*Exercise description*: Check each line of the material below, and copy it if it holds the string "Assembly".

[Collected data entries]
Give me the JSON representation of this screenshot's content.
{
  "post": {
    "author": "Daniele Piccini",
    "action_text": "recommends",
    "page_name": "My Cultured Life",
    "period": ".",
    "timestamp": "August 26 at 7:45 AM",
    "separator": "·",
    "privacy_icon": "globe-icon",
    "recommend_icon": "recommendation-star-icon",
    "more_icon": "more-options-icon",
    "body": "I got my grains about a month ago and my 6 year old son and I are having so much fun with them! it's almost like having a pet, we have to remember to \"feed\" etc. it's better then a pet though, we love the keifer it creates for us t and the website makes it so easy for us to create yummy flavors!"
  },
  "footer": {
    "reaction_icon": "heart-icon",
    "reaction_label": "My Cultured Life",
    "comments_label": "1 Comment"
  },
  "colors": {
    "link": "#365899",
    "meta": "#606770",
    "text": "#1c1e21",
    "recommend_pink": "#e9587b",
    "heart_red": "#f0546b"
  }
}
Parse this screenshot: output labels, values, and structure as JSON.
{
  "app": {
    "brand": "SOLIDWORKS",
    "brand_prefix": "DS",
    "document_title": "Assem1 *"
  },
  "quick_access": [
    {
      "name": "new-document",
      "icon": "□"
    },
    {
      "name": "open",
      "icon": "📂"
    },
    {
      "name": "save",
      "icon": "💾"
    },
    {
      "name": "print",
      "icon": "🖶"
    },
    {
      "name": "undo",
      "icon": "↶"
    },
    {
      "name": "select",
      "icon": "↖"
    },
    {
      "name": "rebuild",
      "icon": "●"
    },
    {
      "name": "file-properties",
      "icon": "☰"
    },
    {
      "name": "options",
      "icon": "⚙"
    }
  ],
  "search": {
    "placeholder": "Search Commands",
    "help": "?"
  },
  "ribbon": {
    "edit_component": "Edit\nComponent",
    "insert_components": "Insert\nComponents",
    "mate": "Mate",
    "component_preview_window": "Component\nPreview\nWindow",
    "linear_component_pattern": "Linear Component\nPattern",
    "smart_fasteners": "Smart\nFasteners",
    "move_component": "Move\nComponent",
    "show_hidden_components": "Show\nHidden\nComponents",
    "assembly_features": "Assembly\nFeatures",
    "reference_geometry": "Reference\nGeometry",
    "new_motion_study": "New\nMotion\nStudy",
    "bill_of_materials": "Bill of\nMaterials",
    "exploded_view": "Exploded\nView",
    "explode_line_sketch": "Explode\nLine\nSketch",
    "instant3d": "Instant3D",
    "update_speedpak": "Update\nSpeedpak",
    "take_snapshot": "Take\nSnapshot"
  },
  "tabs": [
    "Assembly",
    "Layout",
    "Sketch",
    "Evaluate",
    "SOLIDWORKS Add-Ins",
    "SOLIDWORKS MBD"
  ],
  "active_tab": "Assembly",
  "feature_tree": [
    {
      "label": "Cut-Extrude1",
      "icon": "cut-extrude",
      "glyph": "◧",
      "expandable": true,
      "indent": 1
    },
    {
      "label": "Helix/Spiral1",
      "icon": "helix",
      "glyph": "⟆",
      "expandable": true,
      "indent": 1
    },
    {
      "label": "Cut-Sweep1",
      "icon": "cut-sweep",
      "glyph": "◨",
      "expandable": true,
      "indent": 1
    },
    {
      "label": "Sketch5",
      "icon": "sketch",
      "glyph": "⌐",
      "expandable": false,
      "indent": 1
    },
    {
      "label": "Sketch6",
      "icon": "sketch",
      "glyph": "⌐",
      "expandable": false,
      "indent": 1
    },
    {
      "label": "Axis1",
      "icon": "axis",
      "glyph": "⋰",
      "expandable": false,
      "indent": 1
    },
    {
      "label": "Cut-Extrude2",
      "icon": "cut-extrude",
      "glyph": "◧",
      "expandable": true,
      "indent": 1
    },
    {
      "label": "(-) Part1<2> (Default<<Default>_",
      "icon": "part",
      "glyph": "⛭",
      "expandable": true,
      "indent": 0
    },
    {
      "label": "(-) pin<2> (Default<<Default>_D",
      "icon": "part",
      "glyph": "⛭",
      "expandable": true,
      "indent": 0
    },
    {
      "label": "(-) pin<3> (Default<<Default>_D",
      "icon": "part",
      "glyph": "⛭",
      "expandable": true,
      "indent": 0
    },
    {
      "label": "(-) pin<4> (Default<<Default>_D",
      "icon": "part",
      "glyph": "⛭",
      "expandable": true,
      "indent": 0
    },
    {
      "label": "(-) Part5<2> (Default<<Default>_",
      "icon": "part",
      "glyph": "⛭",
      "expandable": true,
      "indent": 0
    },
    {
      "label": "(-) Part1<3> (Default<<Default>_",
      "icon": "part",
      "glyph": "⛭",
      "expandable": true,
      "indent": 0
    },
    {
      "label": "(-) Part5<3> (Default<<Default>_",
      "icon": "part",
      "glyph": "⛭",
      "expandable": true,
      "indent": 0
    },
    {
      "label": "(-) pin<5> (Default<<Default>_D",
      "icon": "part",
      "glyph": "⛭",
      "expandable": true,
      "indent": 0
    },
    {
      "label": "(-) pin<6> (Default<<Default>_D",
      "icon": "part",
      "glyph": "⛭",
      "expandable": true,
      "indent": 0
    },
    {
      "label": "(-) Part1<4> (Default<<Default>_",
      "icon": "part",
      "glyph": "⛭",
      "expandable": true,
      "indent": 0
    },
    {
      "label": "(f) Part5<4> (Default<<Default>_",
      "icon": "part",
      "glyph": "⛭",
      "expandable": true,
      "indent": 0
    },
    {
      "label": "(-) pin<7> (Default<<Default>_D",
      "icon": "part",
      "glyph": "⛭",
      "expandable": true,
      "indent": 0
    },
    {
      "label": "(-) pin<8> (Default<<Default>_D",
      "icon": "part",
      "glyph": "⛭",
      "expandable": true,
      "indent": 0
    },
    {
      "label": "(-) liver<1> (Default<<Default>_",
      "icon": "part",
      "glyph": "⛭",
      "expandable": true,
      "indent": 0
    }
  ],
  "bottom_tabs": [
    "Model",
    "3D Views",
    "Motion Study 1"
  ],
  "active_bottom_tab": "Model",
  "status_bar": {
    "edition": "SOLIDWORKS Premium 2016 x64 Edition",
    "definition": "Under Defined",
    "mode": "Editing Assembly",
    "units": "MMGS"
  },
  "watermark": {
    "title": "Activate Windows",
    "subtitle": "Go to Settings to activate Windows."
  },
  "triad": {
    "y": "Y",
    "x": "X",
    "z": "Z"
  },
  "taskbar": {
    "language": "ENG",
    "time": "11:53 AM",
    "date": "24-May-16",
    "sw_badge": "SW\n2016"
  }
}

*The output*:
    "assembly_features": "Assembly\nFeatures",
    "Assembly",
  "active_tab": "Assembly",
    "mode": "Editing Assembly",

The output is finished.